[start SOURCE MATERIAL]

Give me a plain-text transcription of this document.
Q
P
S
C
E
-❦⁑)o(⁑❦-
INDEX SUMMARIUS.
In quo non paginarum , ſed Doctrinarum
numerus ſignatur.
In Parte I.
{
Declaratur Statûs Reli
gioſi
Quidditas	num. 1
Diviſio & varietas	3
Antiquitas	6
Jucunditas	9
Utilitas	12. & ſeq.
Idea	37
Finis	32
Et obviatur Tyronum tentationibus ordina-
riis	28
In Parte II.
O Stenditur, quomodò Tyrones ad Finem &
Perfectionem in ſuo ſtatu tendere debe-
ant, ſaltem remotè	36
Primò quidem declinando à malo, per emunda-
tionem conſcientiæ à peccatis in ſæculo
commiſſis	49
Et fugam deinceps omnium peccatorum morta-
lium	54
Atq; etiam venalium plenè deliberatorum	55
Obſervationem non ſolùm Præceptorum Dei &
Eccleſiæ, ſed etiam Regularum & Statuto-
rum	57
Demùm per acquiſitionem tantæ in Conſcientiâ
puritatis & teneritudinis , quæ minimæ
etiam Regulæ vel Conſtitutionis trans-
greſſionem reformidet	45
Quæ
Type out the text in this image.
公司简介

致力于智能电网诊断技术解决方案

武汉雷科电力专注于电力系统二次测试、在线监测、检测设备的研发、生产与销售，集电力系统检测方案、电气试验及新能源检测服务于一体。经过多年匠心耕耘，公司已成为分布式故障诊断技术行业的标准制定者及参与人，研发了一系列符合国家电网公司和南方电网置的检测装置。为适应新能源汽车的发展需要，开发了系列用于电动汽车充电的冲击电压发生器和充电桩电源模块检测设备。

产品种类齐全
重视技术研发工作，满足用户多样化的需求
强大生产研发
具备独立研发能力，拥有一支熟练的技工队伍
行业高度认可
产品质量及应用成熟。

[end SOURCE MATERIAL]

### WORK TO BE COMPLETED
Copy out each line of the listing that holds "etiam".

### WRITTEN RESPONSE
Atq; etiam venalium plenè deliberatorum	55
Eccleſiæ, ſed etiam Regularum & Statuto-
etiam Regulæ vel Conſtitutionis trans-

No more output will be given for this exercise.